Drop every picture and give the entries back exactly.
[Source records start]
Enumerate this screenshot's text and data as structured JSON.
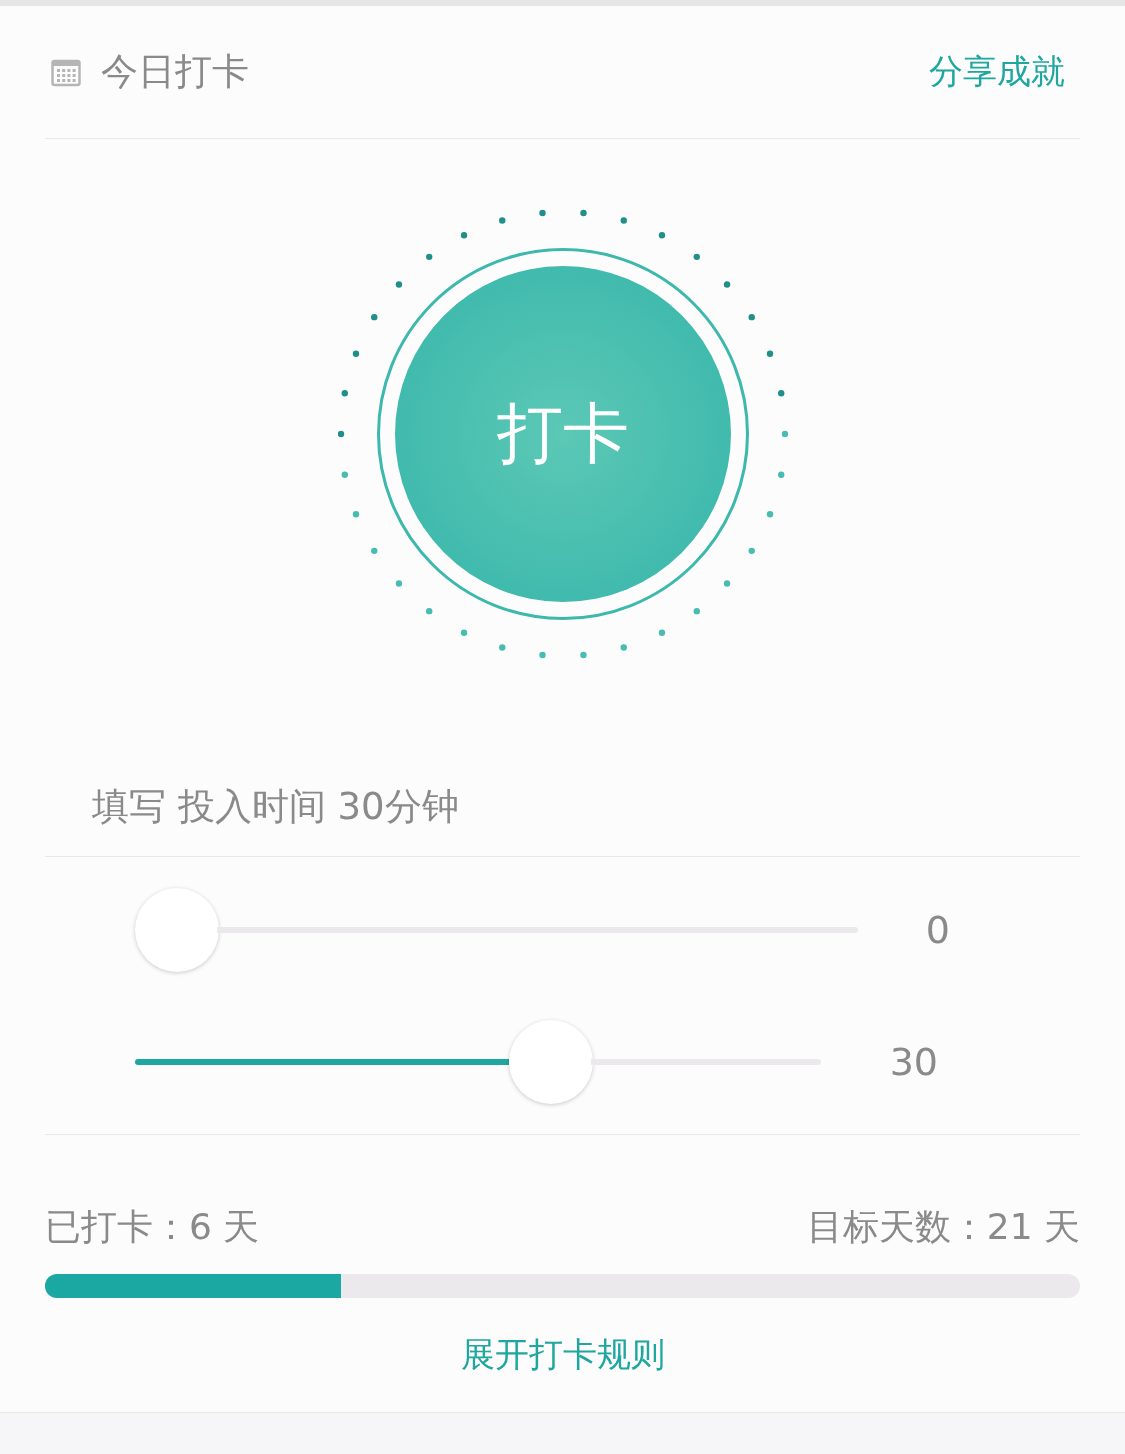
{
  "header": {
    "title": "今日打卡",
    "share_link": "分享成就"
  },
  "checkin_button": {
    "label": "打卡"
  },
  "time_entry": {
    "text": "填写 投入时间 30分钟"
  },
  "sliders": [
    {
      "level": 0,
      "reading": "0"
    },
    {
      "level": 0.545,
      "reading": "30"
    }
  ],
  "progress": {
    "checked_in": "已打卡：6 天",
    "goal": "目标天数：21 天",
    "level": 0.286
  },
  "rules_link": "展开打卡规则"
}
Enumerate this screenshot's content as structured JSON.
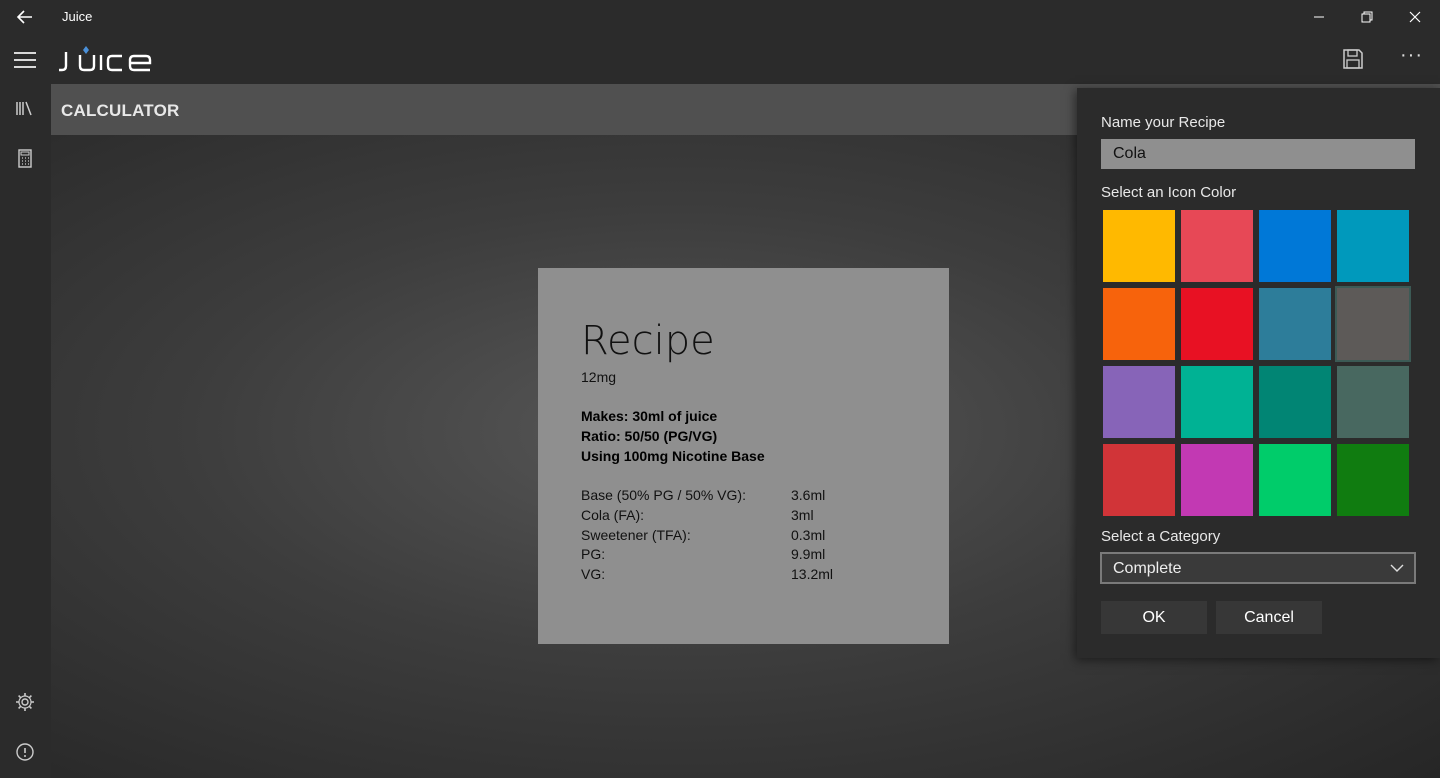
[Source records end]
● **Answer**
Enumerate this screenshot's text and data as structured JSON.
{
  "header": {
    "title": "今日打卡",
    "share_link": "分享成就"
  },
  "checkin_button": {
    "label": "打卡"
  },
  "time_entry": {
    "text": "填写 投入时间 30分钟"
  },
  "sliders": [
    {
      "level": 0,
      "reading": "0"
    },
    {
      "level": 0.545,
      "reading": "30"
    }
  ],
  "progress": {
    "checked_in": "已打卡：6 天",
    "goal": "目标天数：21 天",
    "level": 0.286
  },
  "rules_link": "展开打卡规则"
}
Enumerate this screenshot's content as structured JSON.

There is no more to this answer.